§ **Problem description**
Using the listing beneath this task, count the lines with the word "marker" and write only the result.

§ **Record excerpts**
§

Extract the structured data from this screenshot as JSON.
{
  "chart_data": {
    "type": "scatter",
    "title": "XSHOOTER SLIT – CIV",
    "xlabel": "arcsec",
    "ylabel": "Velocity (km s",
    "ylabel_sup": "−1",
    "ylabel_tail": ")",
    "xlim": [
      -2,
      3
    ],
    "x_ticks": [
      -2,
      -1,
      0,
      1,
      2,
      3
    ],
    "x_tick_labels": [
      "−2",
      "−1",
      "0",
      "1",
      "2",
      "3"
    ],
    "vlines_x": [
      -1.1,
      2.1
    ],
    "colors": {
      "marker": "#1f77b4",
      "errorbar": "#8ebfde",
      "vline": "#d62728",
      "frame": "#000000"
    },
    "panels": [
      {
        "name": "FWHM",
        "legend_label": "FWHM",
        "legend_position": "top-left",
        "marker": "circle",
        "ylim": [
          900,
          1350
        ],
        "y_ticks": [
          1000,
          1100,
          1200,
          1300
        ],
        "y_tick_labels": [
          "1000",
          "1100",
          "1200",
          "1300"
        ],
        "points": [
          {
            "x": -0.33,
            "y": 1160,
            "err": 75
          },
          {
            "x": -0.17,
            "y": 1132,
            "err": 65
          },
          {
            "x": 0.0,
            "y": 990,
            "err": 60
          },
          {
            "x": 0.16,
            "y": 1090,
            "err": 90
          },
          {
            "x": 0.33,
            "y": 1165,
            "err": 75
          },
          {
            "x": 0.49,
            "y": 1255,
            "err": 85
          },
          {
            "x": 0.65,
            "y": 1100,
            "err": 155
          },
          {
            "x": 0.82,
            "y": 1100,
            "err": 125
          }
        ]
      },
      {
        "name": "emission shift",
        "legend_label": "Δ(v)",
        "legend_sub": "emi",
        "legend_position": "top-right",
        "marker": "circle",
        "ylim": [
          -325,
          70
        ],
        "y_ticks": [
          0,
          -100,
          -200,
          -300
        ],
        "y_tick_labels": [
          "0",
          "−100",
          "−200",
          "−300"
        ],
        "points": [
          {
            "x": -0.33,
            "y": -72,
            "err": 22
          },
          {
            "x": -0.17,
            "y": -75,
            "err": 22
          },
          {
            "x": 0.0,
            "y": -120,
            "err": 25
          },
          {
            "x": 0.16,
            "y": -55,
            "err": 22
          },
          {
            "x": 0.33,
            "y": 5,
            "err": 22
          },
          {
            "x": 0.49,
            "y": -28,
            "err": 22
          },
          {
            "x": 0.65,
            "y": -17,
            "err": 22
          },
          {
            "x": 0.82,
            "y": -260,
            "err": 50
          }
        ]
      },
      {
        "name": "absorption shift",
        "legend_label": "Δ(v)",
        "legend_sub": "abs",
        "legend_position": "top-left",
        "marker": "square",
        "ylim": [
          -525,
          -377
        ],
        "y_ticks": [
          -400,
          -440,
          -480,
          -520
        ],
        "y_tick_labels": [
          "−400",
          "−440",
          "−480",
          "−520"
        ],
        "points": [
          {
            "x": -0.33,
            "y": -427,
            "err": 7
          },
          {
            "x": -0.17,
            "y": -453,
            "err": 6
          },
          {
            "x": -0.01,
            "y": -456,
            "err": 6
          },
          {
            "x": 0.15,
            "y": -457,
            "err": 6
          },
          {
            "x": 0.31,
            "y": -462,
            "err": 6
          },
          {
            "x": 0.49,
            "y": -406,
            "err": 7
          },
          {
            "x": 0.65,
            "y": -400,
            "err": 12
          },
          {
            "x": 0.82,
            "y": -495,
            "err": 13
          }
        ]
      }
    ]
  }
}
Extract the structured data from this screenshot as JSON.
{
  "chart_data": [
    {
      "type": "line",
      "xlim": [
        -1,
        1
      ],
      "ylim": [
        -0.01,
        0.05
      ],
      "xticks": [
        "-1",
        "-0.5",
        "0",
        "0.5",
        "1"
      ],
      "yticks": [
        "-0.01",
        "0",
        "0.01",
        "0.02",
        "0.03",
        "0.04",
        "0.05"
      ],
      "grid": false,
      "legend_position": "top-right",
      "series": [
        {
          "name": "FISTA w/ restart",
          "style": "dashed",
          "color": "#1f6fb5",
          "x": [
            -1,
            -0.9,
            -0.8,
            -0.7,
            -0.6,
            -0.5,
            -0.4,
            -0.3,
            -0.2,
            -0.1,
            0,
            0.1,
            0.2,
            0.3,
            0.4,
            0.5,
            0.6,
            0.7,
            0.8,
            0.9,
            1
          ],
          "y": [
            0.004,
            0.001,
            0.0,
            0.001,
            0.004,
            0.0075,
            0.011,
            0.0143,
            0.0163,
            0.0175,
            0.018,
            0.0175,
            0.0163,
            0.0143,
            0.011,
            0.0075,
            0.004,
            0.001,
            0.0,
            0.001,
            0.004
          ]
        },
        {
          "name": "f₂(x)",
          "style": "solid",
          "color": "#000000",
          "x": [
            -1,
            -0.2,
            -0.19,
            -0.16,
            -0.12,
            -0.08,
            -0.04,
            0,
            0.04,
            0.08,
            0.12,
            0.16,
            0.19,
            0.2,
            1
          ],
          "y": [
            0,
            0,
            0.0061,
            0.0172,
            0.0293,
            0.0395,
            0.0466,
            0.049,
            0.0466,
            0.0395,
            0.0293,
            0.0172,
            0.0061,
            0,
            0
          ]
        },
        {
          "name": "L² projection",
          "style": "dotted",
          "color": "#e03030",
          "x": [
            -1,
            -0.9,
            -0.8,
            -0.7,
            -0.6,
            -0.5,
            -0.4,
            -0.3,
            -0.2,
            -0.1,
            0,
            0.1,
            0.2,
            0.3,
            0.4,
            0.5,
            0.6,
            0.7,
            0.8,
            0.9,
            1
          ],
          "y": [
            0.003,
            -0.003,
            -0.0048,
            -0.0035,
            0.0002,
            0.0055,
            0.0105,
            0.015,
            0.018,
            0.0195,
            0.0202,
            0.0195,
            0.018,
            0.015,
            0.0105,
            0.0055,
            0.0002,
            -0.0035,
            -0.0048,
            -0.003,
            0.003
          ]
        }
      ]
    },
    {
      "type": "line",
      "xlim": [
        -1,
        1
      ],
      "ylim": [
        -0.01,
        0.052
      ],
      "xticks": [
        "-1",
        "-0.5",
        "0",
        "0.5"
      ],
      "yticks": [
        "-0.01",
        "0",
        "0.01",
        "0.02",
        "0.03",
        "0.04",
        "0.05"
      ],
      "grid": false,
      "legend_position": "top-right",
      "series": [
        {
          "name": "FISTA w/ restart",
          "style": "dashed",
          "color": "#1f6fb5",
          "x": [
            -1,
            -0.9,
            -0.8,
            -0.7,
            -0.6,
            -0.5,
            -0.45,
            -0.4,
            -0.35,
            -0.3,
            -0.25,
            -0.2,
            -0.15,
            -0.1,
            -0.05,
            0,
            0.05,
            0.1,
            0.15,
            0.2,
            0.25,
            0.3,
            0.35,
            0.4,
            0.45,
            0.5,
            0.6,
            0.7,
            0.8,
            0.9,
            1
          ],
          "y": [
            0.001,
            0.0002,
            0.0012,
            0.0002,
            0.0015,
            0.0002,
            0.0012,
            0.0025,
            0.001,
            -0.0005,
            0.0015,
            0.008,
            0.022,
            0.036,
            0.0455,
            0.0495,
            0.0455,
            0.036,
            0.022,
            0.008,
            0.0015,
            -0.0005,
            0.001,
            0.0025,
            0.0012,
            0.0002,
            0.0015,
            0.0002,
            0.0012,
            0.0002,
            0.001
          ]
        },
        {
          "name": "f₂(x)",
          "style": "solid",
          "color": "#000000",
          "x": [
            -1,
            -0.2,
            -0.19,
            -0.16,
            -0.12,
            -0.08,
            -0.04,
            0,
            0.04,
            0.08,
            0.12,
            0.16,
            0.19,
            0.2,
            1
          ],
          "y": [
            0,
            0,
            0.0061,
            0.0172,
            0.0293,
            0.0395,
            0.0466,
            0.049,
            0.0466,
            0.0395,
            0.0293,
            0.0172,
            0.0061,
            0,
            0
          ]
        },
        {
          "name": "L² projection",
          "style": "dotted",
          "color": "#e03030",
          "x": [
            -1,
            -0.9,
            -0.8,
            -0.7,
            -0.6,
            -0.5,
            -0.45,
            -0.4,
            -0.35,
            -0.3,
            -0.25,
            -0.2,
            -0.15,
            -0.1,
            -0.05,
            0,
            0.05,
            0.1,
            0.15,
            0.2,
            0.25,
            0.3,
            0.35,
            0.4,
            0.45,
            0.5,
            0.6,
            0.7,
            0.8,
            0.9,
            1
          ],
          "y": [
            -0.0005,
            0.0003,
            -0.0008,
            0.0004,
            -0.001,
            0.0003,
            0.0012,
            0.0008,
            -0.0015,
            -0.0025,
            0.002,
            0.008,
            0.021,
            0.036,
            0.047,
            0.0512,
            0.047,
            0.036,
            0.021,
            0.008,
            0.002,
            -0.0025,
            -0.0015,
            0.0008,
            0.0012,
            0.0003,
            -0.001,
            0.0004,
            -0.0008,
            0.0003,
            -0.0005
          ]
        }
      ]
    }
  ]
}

§

§ **Solution to this problem**
4